* Begin SUPPLIED DATA *
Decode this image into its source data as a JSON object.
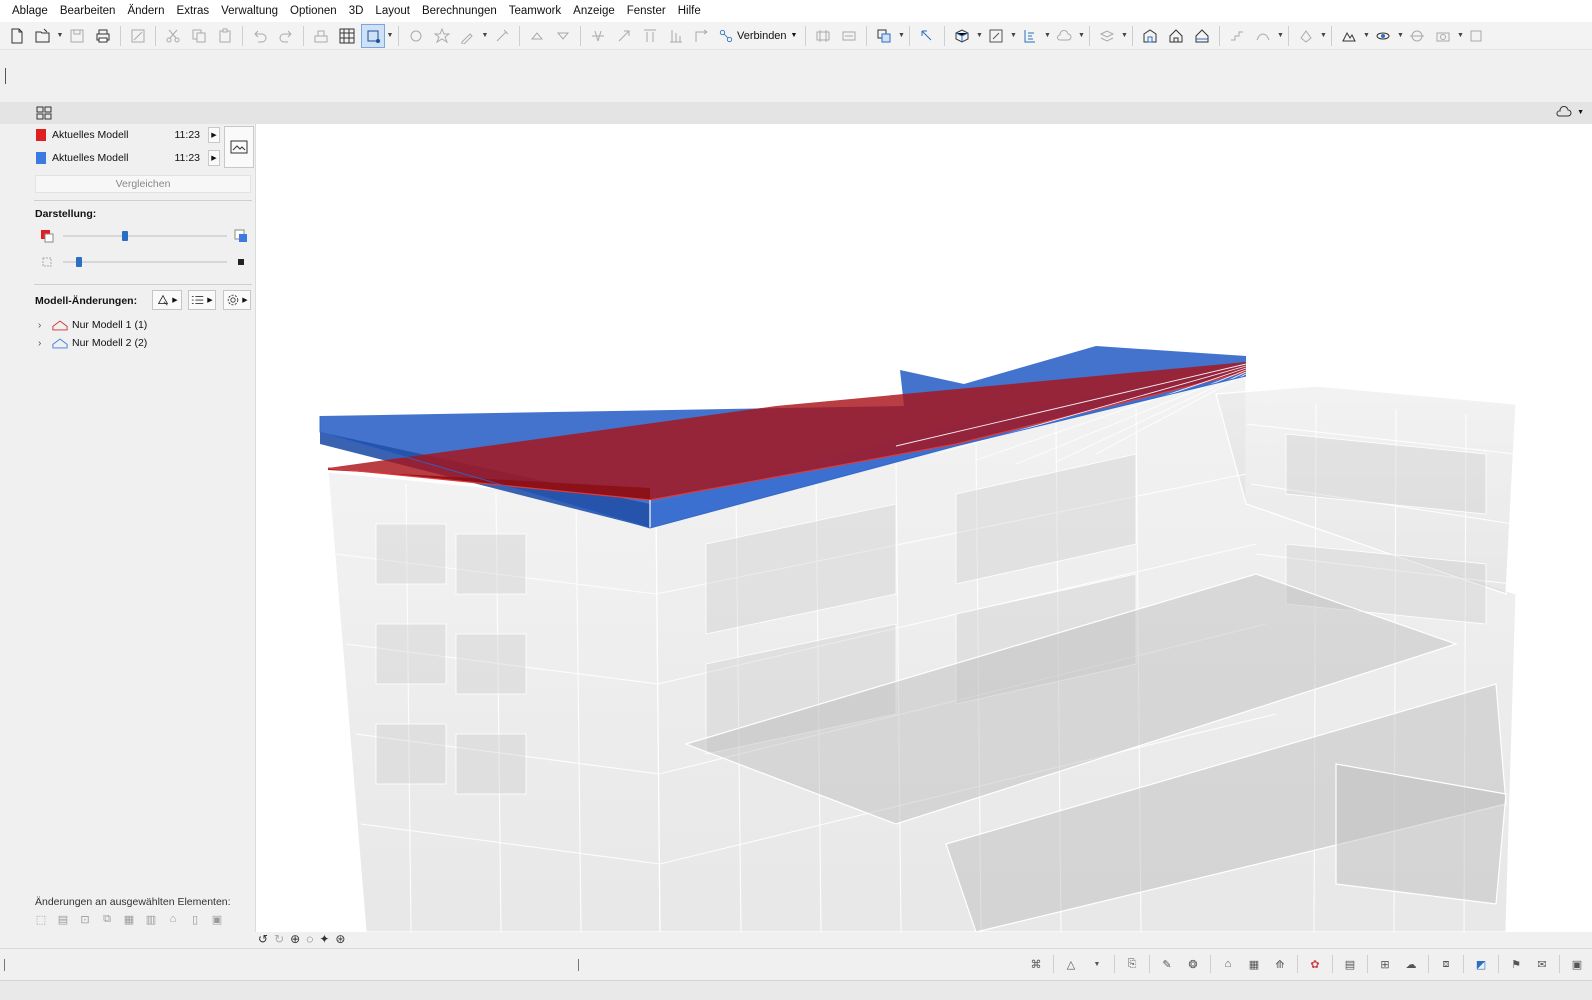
{
  "menu": [
    "Ablage",
    "Bearbeiten",
    "Ändern",
    "Extras",
    "Verwaltung",
    "Optionen",
    "3D",
    "Layout",
    "Berechnungen",
    "Teamwork",
    "Anzeige",
    "Fenster",
    "Hilfe"
  ],
  "toolbar": {
    "connect_label": "Verbinden"
  },
  "compare": {
    "models": [
      {
        "name": "Aktuelles Modell",
        "time": "11:23",
        "color": "#e02020"
      },
      {
        "name": "Aktuelles Modell",
        "time": "11:23",
        "color": "#3b7be0"
      }
    ],
    "compare_button": "Vergleichen",
    "display_title": "Darstellung:",
    "slider_overlay": 0.38,
    "slider_transparency": 0.1,
    "changes_title": "Modell-Änderungen:",
    "tree": [
      {
        "label": "Nur Modell 1 (1)",
        "color": "#d03030"
      },
      {
        "label": "Nur Modell 2 (2)",
        "color": "#3b7be0"
      }
    ],
    "selected_changes_label": "Änderungen an ausgewählten Elementen:"
  },
  "colors": {
    "model1": "#c0141c",
    "model2": "#2f64c8",
    "accent": "#2a6fc4"
  }
}
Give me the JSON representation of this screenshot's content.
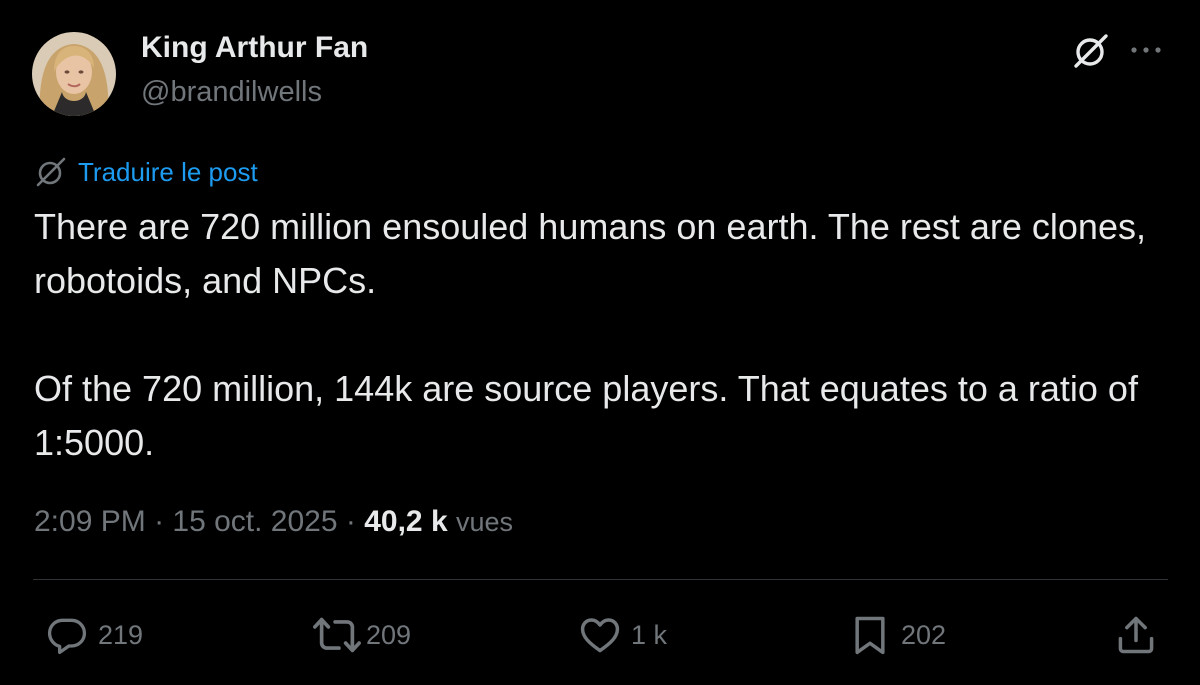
{
  "theme": {
    "background": "#000000",
    "text_primary": "#e7e9ea",
    "text_secondary": "#71767b",
    "link": "#1d9bf0",
    "divider": "#2f3336"
  },
  "author": {
    "display_name": "King Arthur Fan",
    "handle": "@brandilwells",
    "avatar_icon": "profile-photo"
  },
  "header_actions": {
    "grok_icon": "grok-icon",
    "more_icon": "more-dots-icon"
  },
  "translate": {
    "label": "Traduire le post",
    "icon": "grok-icon"
  },
  "post": {
    "paragraphs": [
      "There are 720 million ensouled humans on earth. The rest are clones, robotoids, and NPCs.",
      "Of the 720 million, 144k are source players. That equates to a ratio of 1:5000."
    ]
  },
  "meta": {
    "time": "2:09 PM",
    "separator": " · ",
    "date": "15 oct. 2025",
    "views_count": "40,2 k",
    "views_label": "vues"
  },
  "engagement": {
    "replies": {
      "icon": "reply-icon",
      "count": "219"
    },
    "reposts": {
      "icon": "repost-icon",
      "count": "209"
    },
    "likes": {
      "icon": "like-icon",
      "count": "1 k"
    },
    "bookmarks": {
      "icon": "bookmark-icon",
      "count": "202"
    },
    "share": {
      "icon": "share-icon"
    }
  }
}
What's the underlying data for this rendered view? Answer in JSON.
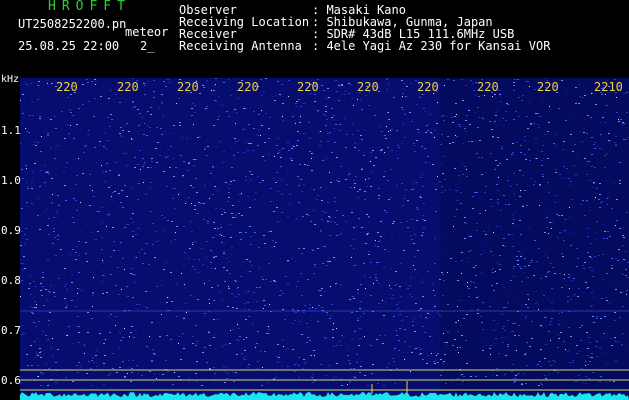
{
  "header": {
    "app_title": "HROFFT",
    "file_name": "UT2508252200.pn",
    "mode_label": "meteor",
    "date_time": "25.08.25 22:00",
    "count": "2_"
  },
  "info": [
    {
      "label": "Observer",
      "value": ": Masaki Kano"
    },
    {
      "label": "Receiving Location",
      "value": ": Shibukawa, Gunma, Japan"
    },
    {
      "label": "Receiver",
      "value": ": SDR# 43dB L15 111.6MHz USB"
    },
    {
      "label": "Receiving Antenna",
      "value": ": 4ele Yagi Az 230 for Kansai VOR"
    }
  ],
  "axes": {
    "y_unit": "kHz",
    "x_ticks": [
      "220",
      "220",
      "220",
      "220",
      "220",
      "220",
      "220",
      "220",
      "220",
      "2210"
    ],
    "y_ticks": [
      "1.1",
      "1.0",
      "0.9",
      "0.8",
      "0.7",
      "0.6"
    ]
  },
  "colors": {
    "background": "#000000",
    "spectrogram_base": "#060d6e",
    "tick_yellow": "#f2d23a",
    "title_green": "#2bd12b",
    "trace_cyan": "#19e6f0"
  }
}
* End SUPPLIED DATA *
SET TASK:
Leave out every picture and copy the rest of the records exactly.

TASK SOLUTION:
Decode this image into its source data as a JSON object.
{
  "menu": [
    "Ablage",
    "Bearbeiten",
    "Ändern",
    "Extras",
    "Verwaltung",
    "Optionen",
    "3D",
    "Layout",
    "Berechnungen",
    "Teamwork",
    "Anzeige",
    "Fenster",
    "Hilfe"
  ],
  "toolbar": {
    "connect_label": "Verbinden"
  },
  "compare": {
    "models": [
      {
        "name": "Aktuelles Modell",
        "time": "11:23",
        "color": "#e02020"
      },
      {
        "name": "Aktuelles Modell",
        "time": "11:23",
        "color": "#3b7be0"
      }
    ],
    "compare_button": "Vergleichen",
    "display_title": "Darstellung:",
    "slider_overlay": 0.38,
    "slider_transparency": 0.1,
    "changes_title": "Modell-Änderungen:",
    "tree": [
      {
        "label": "Nur Modell 1 (1)",
        "color": "#d03030"
      },
      {
        "label": "Nur Modell 2 (2)",
        "color": "#3b7be0"
      }
    ],
    "selected_changes_label": "Änderungen an ausgewählten Elementen:"
  },
  "colors": {
    "model1": "#c0141c",
    "model2": "#2f64c8",
    "accent": "#2a6fc4"
  }
}
Give me the JSON representation of this screenshot's content.
{
  "theme": {
    "background": "#000000",
    "text_primary": "#e7e9ea",
    "text_secondary": "#71767b",
    "link": "#1d9bf0",
    "divider": "#2f3336"
  },
  "author": {
    "display_name": "King Arthur Fan",
    "handle": "@brandilwells",
    "avatar_icon": "profile-photo"
  },
  "header_actions": {
    "grok_icon": "grok-icon",
    "more_icon": "more-dots-icon"
  },
  "translate": {
    "label": "Traduire le post",
    "icon": "grok-icon"
  },
  "post": {
    "paragraphs": [
      "There are 720 million ensouled humans on earth. The rest are clones, robotoids, and NPCs.",
      "Of the 720 million, 144k are source players. That equates to a ratio of 1:5000."
    ]
  },
  "meta": {
    "time": "2:09 PM",
    "separator": " · ",
    "date": "15 oct. 2025",
    "views_count": "40,2 k",
    "views_label": "vues"
  },
  "engagement": {
    "replies": {
      "icon": "reply-icon",
      "count": "219"
    },
    "reposts": {
      "icon": "repost-icon",
      "count": "209"
    },
    "likes": {
      "icon": "like-icon",
      "count": "1 k"
    },
    "bookmarks": {
      "icon": "bookmark-icon",
      "count": "202"
    },
    "share": {
      "icon": "share-icon"
    }
  }
}
What's the underlying data for this rendered view? Answer in JSON.
{
  "header": {
    "app_title": "HROFFT",
    "file_name": "UT2508252200.pn",
    "mode_label": "meteor",
    "date_time": "25.08.25 22:00",
    "count": "2_"
  },
  "info": [
    {
      "label": "Observer",
      "value": ": Masaki Kano"
    },
    {
      "label": "Receiving Location",
      "value": ": Shibukawa, Gunma, Japan"
    },
    {
      "label": "Receiver",
      "value": ": SDR# 43dB L15 111.6MHz USB"
    },
    {
      "label": "Receiving Antenna",
      "value": ": 4ele Yagi Az 230 for Kansai VOR"
    }
  ],
  "axes": {
    "y_unit": "kHz",
    "x_ticks": [
      "220",
      "220",
      "220",
      "220",
      "220",
      "220",
      "220",
      "220",
      "220",
      "2210"
    ],
    "y_ticks": [
      "1.1",
      "1.0",
      "0.9",
      "0.8",
      "0.7",
      "0.6"
    ]
  },
  "colors": {
    "background": "#000000",
    "spectrogram_base": "#060d6e",
    "tick_yellow": "#f2d23a",
    "title_green": "#2bd12b",
    "trace_cyan": "#19e6f0"
  }
}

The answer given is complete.